Category Archives: Infrastructure Politics

Dude, where goes my tax money?

How would you feel if your hard earned money is taken away and “redistributed” to the  mostly political activists or favored constituencies of the respective parties in the name of the poor? or blown on some minister’s foreign jaunt or better still into the black hole of hair brained schemes like the NREGS and for the purpose of sending more and more rich or middle class OBC kids to the IITs, IIMs and other institutes of higher learning while myself who has by now paid a good amount in tax money since the last 4 years cannot rely on the government to provide proper services in return- i have to drive on pathetic roads, put up with unreliable and erratic power supply, pathetic public transport, drains that overflow at the first burst of monsoon and added to that the country sorely lacks an efficient public health care system, primary education system and so on and so forth.

India will reform much faster and things will change for the better much more sooner if only more and more Indians demand accountability from the government for how it is spending their hard earned money it collects as taxes.

Narendra Modi should be commended for being the first person to demand such accountability. I completely agree with him that the government should be held accountable for how it spends the taxes it collects from the people.

Should the brightest student in a class be forced to dumb down to accommodate the dullard?

The essence of democracy prevents Indian politicians from giving honest answers to such questions. Ever since “equitable growth” and “inclusive development” became consensual buzzwords, India’s policy framework has been geared to target the last person in the last row. On paper this sounds noble but the reality is less appetising. In the guise of giving a leg up to the needy, we have punished enterprise, rewarded criminality, indulged mediocrity and brutalised the vulnerable. The Incredible India of smiling peasants and the Fab India-kitted woman prancing about on a Rural Employment Guarantee picnic — a la the ads during the IPL telecasts — exist entirely in the imagination of demented propagandists.

The mindless attachment to failed mantras has blunted the politicians’ capacity for innovative thinking. This may be a reason why Modi’s plea to the Centre to let Gujarat enjoy complete fiscal independence for one year has been met with incomprehension or drawn a hysterical response — including the silly assertion that he be charged with sedition.

Short exercise:
Quote the post on tax spending from "Narendra Modi should" up to and including "accommodate the dullard?".

Dataset records:
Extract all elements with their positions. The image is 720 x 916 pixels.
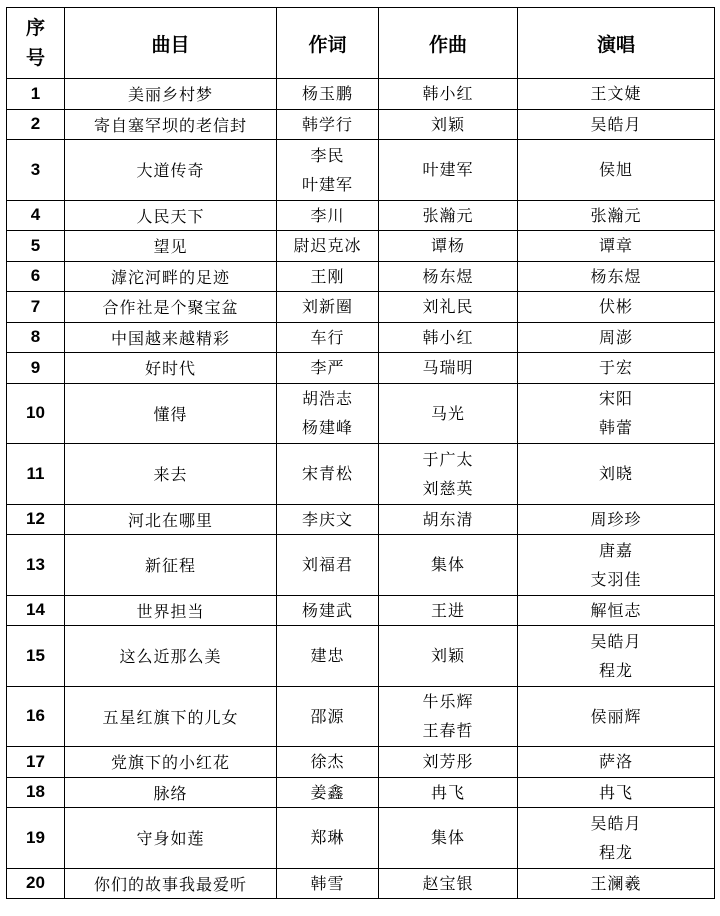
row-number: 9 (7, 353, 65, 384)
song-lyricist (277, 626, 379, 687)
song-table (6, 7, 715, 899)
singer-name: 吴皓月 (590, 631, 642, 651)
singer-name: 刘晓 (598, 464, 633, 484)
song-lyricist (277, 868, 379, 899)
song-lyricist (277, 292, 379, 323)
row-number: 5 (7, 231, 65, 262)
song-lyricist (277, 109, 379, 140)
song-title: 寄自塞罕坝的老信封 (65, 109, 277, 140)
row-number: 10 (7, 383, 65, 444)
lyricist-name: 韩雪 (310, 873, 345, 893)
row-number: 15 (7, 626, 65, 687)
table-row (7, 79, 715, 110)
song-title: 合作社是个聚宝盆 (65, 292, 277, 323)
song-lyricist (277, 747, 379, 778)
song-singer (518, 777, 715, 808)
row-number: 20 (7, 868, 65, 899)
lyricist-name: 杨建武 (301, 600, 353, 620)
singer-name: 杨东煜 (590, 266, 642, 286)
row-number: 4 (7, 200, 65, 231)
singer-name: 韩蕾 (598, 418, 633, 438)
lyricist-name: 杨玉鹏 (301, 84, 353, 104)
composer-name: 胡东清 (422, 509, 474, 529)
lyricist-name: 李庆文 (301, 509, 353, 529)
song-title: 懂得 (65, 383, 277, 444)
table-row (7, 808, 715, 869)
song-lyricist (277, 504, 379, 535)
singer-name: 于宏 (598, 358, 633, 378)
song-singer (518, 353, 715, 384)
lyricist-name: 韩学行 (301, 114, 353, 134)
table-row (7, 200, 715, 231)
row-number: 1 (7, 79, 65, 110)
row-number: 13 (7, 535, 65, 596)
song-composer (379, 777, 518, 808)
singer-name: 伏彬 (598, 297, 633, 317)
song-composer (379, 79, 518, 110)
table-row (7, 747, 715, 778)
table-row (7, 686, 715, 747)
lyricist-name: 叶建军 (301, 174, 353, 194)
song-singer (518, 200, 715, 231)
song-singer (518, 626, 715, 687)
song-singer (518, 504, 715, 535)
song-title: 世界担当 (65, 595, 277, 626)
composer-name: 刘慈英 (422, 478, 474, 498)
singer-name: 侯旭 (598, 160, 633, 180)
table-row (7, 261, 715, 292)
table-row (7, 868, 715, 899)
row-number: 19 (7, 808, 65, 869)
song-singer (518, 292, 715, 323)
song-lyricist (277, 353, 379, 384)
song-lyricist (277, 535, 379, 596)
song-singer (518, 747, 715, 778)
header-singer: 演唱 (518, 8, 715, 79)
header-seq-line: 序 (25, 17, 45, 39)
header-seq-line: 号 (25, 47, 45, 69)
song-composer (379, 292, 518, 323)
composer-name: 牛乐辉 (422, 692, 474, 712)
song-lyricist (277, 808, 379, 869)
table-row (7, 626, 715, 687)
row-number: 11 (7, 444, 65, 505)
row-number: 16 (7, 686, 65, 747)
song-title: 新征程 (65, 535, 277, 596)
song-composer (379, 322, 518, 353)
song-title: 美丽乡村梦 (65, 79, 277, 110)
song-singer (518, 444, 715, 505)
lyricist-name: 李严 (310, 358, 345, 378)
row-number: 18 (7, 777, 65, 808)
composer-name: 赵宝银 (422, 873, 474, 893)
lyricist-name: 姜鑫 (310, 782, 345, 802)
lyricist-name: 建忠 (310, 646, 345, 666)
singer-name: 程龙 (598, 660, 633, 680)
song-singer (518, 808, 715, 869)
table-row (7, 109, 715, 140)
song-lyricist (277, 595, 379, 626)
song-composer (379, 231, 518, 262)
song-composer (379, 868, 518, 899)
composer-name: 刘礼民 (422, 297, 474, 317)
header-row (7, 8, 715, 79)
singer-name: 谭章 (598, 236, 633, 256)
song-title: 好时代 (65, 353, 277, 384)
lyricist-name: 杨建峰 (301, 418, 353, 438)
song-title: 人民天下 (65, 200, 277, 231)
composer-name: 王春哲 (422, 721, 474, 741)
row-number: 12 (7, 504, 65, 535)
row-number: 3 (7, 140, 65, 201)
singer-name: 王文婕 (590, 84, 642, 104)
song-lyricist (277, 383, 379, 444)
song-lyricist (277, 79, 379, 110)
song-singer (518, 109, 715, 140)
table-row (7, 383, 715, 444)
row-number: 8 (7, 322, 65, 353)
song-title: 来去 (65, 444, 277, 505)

Exercise answer:
Narendra Modi should be commended for being the first person to demand such accountability. I completely agree with him that the government should be held accountable for how it spends the taxes it collects from the people.

Should the brightest student in a class be forced to dumb down to accommodate the dullard?